# PROBLEM DESCRIPTION:
What follows is a set of records; restate each one word for word and drop the pictures.

※ ※ ※

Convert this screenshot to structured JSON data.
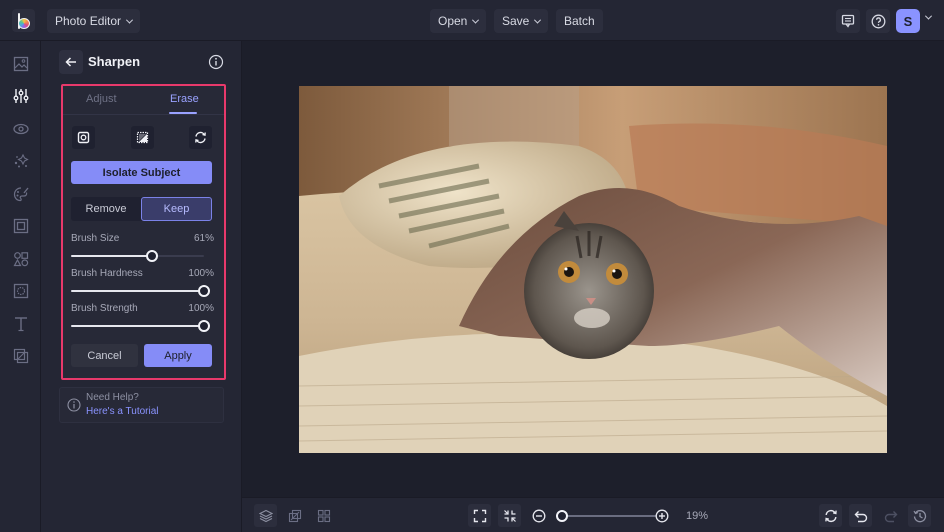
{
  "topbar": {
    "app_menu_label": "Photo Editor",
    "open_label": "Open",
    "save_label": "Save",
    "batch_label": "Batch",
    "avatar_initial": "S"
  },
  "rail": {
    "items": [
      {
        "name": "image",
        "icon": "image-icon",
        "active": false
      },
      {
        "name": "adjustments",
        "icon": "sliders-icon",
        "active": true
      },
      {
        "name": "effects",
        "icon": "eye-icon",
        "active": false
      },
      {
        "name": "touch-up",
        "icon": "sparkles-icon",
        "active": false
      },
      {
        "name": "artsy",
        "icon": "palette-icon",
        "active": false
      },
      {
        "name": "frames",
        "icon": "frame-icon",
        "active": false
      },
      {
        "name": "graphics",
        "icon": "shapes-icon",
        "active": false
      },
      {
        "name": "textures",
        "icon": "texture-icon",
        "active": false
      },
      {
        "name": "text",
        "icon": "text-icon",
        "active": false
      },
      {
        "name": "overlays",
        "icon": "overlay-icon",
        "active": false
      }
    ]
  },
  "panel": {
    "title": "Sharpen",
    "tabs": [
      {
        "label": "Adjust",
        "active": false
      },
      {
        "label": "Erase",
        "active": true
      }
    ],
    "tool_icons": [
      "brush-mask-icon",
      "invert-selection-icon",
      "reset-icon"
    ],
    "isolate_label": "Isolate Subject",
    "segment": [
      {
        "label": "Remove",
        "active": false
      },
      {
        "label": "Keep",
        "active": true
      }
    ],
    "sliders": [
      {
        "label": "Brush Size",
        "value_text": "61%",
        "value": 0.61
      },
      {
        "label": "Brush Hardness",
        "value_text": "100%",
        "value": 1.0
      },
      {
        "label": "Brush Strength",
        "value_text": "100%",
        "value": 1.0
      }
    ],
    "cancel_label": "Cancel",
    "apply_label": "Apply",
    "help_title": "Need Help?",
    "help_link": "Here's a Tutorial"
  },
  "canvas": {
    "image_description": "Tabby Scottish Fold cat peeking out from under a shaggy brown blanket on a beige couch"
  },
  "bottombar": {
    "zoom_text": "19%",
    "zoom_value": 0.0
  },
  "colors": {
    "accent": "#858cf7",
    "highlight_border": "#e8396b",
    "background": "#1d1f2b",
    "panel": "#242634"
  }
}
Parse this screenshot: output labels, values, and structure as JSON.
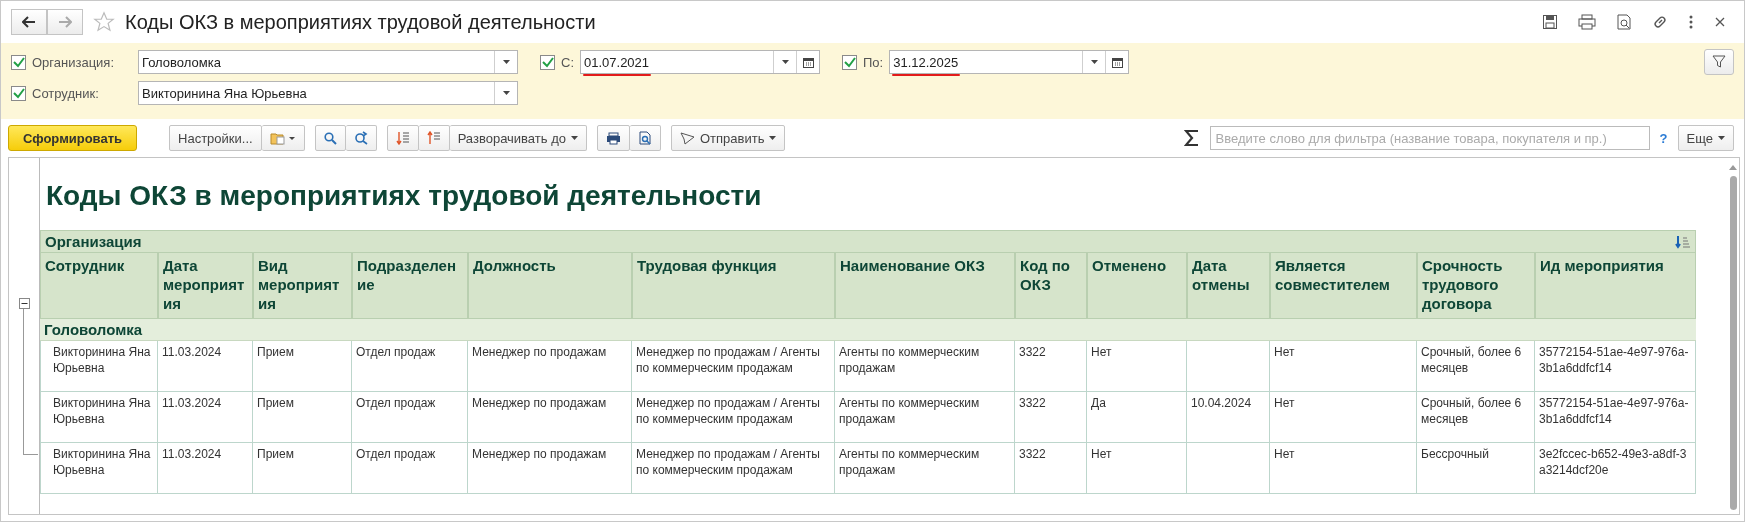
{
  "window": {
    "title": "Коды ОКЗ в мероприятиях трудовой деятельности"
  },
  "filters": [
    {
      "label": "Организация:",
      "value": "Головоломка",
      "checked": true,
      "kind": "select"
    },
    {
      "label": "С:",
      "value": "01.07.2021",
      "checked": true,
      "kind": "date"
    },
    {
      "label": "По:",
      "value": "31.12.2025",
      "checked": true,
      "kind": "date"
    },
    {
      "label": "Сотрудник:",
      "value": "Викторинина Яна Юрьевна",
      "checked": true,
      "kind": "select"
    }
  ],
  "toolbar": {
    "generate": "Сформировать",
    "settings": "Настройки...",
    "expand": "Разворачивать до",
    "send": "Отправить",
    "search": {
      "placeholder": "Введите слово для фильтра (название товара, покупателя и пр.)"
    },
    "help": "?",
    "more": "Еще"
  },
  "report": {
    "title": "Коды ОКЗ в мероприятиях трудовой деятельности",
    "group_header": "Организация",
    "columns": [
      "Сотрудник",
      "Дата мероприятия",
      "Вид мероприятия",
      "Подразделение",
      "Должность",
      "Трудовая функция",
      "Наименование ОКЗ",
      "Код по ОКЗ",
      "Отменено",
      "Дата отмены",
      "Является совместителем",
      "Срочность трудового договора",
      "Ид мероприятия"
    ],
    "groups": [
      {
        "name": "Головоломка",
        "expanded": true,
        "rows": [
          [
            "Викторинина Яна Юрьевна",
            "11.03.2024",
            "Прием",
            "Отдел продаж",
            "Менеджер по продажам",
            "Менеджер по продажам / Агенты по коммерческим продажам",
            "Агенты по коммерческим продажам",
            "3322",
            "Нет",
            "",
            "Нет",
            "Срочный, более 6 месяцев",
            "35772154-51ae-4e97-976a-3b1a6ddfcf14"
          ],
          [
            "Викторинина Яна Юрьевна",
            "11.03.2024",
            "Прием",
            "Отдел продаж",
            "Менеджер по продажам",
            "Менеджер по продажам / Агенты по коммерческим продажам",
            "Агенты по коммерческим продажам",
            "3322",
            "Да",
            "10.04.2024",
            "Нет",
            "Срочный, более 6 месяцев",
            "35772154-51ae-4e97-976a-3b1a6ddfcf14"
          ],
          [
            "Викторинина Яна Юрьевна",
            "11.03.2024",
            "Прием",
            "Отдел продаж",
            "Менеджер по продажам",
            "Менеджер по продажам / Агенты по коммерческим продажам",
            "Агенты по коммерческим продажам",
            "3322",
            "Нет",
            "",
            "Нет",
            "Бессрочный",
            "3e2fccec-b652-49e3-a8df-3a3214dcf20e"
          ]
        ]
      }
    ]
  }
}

※ ※ ※

# RESULT OF THE TASK:
Convert this screenshot to structured JSON data.
{
  "topbar": {
    "app_menu_label": "Photo Editor",
    "open_label": "Open",
    "save_label": "Save",
    "batch_label": "Batch",
    "avatar_initial": "S"
  },
  "rail": {
    "items": [
      {
        "name": "image",
        "icon": "image-icon",
        "active": false
      },
      {
        "name": "adjustments",
        "icon": "sliders-icon",
        "active": true
      },
      {
        "name": "effects",
        "icon": "eye-icon",
        "active": false
      },
      {
        "name": "touch-up",
        "icon": "sparkles-icon",
        "active": false
      },
      {
        "name": "artsy",
        "icon": "palette-icon",
        "active": false
      },
      {
        "name": "frames",
        "icon": "frame-icon",
        "active": false
      },
      {
        "name": "graphics",
        "icon": "shapes-icon",
        "active": false
      },
      {
        "name": "textures",
        "icon": "texture-icon",
        "active": false
      },
      {
        "name": "text",
        "icon": "text-icon",
        "active": false
      },
      {
        "name": "overlays",
        "icon": "overlay-icon",
        "active": false
      }
    ]
  },
  "panel": {
    "title": "Sharpen",
    "tabs": [
      {
        "label": "Adjust",
        "active": false
      },
      {
        "label": "Erase",
        "active": true
      }
    ],
    "tool_icons": [
      "brush-mask-icon",
      "invert-selection-icon",
      "reset-icon"
    ],
    "isolate_label": "Isolate Subject",
    "segment": [
      {
        "label": "Remove",
        "active": false
      },
      {
        "label": "Keep",
        "active": true
      }
    ],
    "sliders": [
      {
        "label": "Brush Size",
        "value_text": "61%",
        "value": 0.61
      },
      {
        "label": "Brush Hardness",
        "value_text": "100%",
        "value": 1.0
      },
      {
        "label": "Brush Strength",
        "value_text": "100%",
        "value": 1.0
      }
    ],
    "cancel_label": "Cancel",
    "apply_label": "Apply",
    "help_title": "Need Help?",
    "help_link": "Here's a Tutorial"
  },
  "canvas": {
    "image_description": "Tabby Scottish Fold cat peeking out from under a shaggy brown blanket on a beige couch"
  },
  "bottombar": {
    "zoom_text": "19%",
    "zoom_value": 0.0
  },
  "colors": {
    "accent": "#858cf7",
    "highlight_border": "#e8396b",
    "background": "#1d1f2b",
    "panel": "#242634"
  }
}
Parse this screenshot: output labels, values, and structure as JSON.
{
  "window": {
    "title": "Коды ОКЗ в мероприятиях трудовой деятельности"
  },
  "filters": [
    {
      "label": "Организация:",
      "value": "Головоломка",
      "checked": true,
      "kind": "select"
    },
    {
      "label": "С:",
      "value": "01.07.2021",
      "checked": true,
      "kind": "date"
    },
    {
      "label": "По:",
      "value": "31.12.2025",
      "checked": true,
      "kind": "date"
    },
    {
      "label": "Сотрудник:",
      "value": "Викторинина Яна Юрьевна",
      "checked": true,
      "kind": "select"
    }
  ],
  "toolbar": {
    "generate": "Сформировать",
    "settings": "Настройки...",
    "expand": "Разворачивать до",
    "send": "Отправить",
    "search": {
      "placeholder": "Введите слово для фильтра (название товара, покупателя и пр.)"
    },
    "help": "?",
    "more": "Еще"
  },
  "report": {
    "title": "Коды ОКЗ в мероприятиях трудовой деятельности",
    "group_header": "Организация",
    "columns": [
      "Сотрудник",
      "Дата мероприятия",
      "Вид мероприятия",
      "Подразделение",
      "Должность",
      "Трудовая функция",
      "Наименование ОКЗ",
      "Код по ОКЗ",
      "Отменено",
      "Дата отмены",
      "Является совместителем",
      "Срочность трудового договора",
      "Ид мероприятия"
    ],
    "groups": [
      {
        "name": "Головоломка",
        "expanded": true,
        "rows": [
          [
            "Викторинина Яна Юрьевна",
            "11.03.2024",
            "Прием",
            "Отдел продаж",
            "Менеджер по продажам",
            "Менеджер по продажам / Агенты по коммерческим продажам",
            "Агенты по коммерческим продажам",
            "3322",
            "Нет",
            "",
            "Нет",
            "Срочный, более 6 месяцев",
            "35772154-51ae-4e97-976a-3b1a6ddfcf14"
          ],
          [
            "Викторинина Яна Юрьевна",
            "11.03.2024",
            "Прием",
            "Отдел продаж",
            "Менеджер по продажам",
            "Менеджер по продажам / Агенты по коммерческим продажам",
            "Агенты по коммерческим продажам",
            "3322",
            "Да",
            "10.04.2024",
            "Нет",
            "Срочный, более 6 месяцев",
            "35772154-51ae-4e97-976a-3b1a6ddfcf14"
          ],
          [
            "Викторинина Яна Юрьевна",
            "11.03.2024",
            "Прием",
            "Отдел продаж",
            "Менеджер по продажам",
            "Менеджер по продажам / Агенты по коммерческим продажам",
            "Агенты по коммерческим продажам",
            "3322",
            "Нет",
            "",
            "Нет",
            "Бессрочный",
            "3e2fccec-b652-49e3-a8df-3a3214dcf20e"
          ]
        ]
      }
    ]
  }
}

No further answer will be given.